→ **RECORDS FOR THIS EXERCISE**:
---------------

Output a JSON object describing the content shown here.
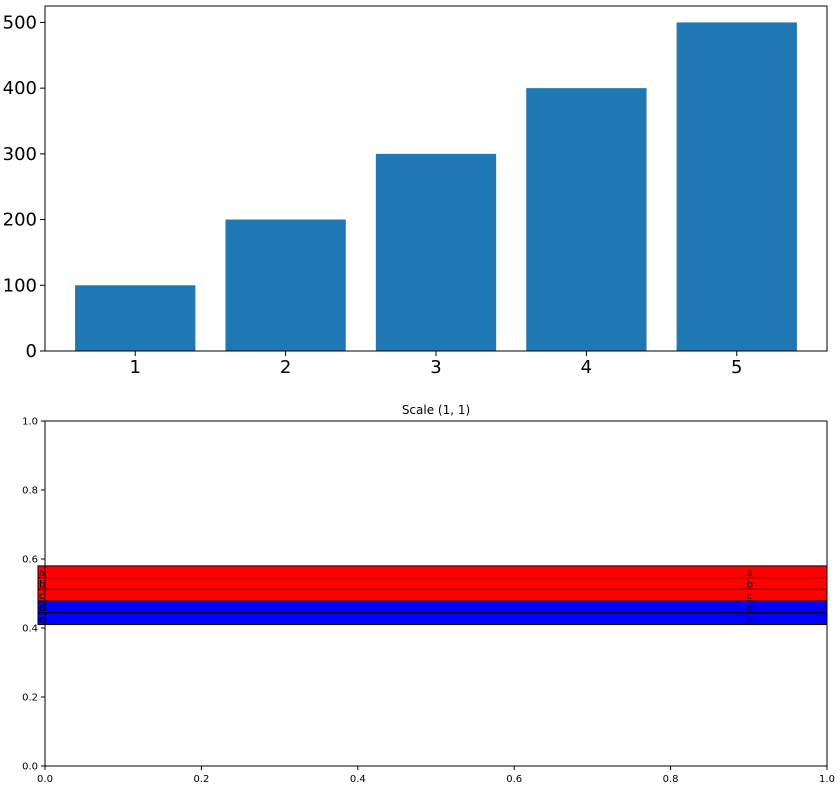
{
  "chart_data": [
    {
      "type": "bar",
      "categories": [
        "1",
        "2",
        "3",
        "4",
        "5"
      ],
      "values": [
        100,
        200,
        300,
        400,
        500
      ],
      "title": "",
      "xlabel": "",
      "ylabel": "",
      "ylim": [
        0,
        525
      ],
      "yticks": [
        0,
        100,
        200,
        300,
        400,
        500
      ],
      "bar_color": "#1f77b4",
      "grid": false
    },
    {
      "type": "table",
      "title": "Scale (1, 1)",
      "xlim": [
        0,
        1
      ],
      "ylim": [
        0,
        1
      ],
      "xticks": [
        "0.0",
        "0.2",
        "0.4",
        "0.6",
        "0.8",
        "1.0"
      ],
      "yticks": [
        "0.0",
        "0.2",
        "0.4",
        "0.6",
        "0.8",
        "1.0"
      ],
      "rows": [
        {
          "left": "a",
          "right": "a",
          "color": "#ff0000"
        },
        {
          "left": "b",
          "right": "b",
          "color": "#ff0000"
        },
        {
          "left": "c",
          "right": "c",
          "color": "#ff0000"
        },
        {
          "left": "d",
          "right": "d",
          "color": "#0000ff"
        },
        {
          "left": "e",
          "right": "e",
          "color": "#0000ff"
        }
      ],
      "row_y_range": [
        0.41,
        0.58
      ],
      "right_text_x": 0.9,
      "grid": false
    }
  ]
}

---------------

→ **REQUIRED WORK**:
Output the data above without changes, apart from leaving out the pictures.

→ **ANSWER IN FULL**:
Output a JSON object describing the content shown here.
{
  "chart_data": [
    {
      "type": "bar",
      "categories": [
        "1",
        "2",
        "3",
        "4",
        "5"
      ],
      "values": [
        100,
        200,
        300,
        400,
        500
      ],
      "title": "",
      "xlabel": "",
      "ylabel": "",
      "ylim": [
        0,
        525
      ],
      "yticks": [
        0,
        100,
        200,
        300,
        400,
        500
      ],
      "bar_color": "#1f77b4",
      "grid": false
    },
    {
      "type": "table",
      "title": "Scale (1, 1)",
      "xlim": [
        0,
        1
      ],
      "ylim": [
        0,
        1
      ],
      "xticks": [
        "0.0",
        "0.2",
        "0.4",
        "0.6",
        "0.8",
        "1.0"
      ],
      "yticks": [
        "0.0",
        "0.2",
        "0.4",
        "0.6",
        "0.8",
        "1.0"
      ],
      "rows": [
        {
          "left": "a",
          "right": "a",
          "color": "#ff0000"
        },
        {
          "left": "b",
          "right": "b",
          "color": "#ff0000"
        },
        {
          "left": "c",
          "right": "c",
          "color": "#ff0000"
        },
        {
          "left": "d",
          "right": "d",
          "color": "#0000ff"
        },
        {
          "left": "e",
          "right": "e",
          "color": "#0000ff"
        }
      ],
      "row_y_range": [
        0.41,
        0.58
      ],
      "right_text_x": 0.9,
      "grid": false
    }
  ]
}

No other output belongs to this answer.